--- START OF Records shown ---
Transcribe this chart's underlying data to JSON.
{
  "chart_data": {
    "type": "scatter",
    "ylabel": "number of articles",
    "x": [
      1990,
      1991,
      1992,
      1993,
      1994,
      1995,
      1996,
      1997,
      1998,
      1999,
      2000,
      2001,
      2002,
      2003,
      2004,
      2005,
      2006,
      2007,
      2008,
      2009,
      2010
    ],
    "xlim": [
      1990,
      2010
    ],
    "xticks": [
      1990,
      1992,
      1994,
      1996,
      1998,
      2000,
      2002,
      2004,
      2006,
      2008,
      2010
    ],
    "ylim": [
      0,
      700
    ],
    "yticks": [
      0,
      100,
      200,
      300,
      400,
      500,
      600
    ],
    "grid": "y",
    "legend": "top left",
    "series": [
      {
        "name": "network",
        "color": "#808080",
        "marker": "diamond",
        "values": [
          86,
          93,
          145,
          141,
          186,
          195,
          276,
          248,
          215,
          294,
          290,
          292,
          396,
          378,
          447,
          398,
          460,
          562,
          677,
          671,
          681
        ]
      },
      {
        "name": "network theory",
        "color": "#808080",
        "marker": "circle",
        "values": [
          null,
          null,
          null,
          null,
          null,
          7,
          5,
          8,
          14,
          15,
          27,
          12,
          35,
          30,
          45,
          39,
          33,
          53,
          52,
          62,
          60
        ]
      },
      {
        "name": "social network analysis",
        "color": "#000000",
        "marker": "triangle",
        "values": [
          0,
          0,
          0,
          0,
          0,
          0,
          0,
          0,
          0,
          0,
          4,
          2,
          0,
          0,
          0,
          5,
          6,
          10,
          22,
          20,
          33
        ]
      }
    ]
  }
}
--- END OF Records shown ---
# [Exercise prompt]
Write out the material exactly as given.

# [The completed task]
Transcribe this chart's underlying data to JSON.
{
  "chart_data": {
    "type": "scatter",
    "ylabel": "number of articles",
    "x": [
      1990,
      1991,
      1992,
      1993,
      1994,
      1995,
      1996,
      1997,
      1998,
      1999,
      2000,
      2001,
      2002,
      2003,
      2004,
      2005,
      2006,
      2007,
      2008,
      2009,
      2010
    ],
    "xlim": [
      1990,
      2010
    ],
    "xticks": [
      1990,
      1992,
      1994,
      1996,
      1998,
      2000,
      2002,
      2004,
      2006,
      2008,
      2010
    ],
    "ylim": [
      0,
      700
    ],
    "yticks": [
      0,
      100,
      200,
      300,
      400,
      500,
      600
    ],
    "grid": "y",
    "legend": "top left",
    "series": [
      {
        "name": "network",
        "color": "#808080",
        "marker": "diamond",
        "values": [
          86,
          93,
          145,
          141,
          186,
          195,
          276,
          248,
          215,
          294,
          290,
          292,
          396,
          378,
          447,
          398,
          460,
          562,
          677,
          671,
          681
        ]
      },
      {
        "name": "network theory",
        "color": "#808080",
        "marker": "circle",
        "values": [
          null,
          null,
          null,
          null,
          null,
          7,
          5,
          8,
          14,
          15,
          27,
          12,
          35,
          30,
          45,
          39,
          33,
          53,
          52,
          62,
          60
        ]
      },
      {
        "name": "social network analysis",
        "color": "#000000",
        "marker": "triangle",
        "values": [
          0,
          0,
          0,
          0,
          0,
          0,
          0,
          0,
          0,
          0,
          4,
          2,
          0,
          0,
          0,
          5,
          6,
          10,
          22,
          20,
          33
        ]
      }
    ]
  }
}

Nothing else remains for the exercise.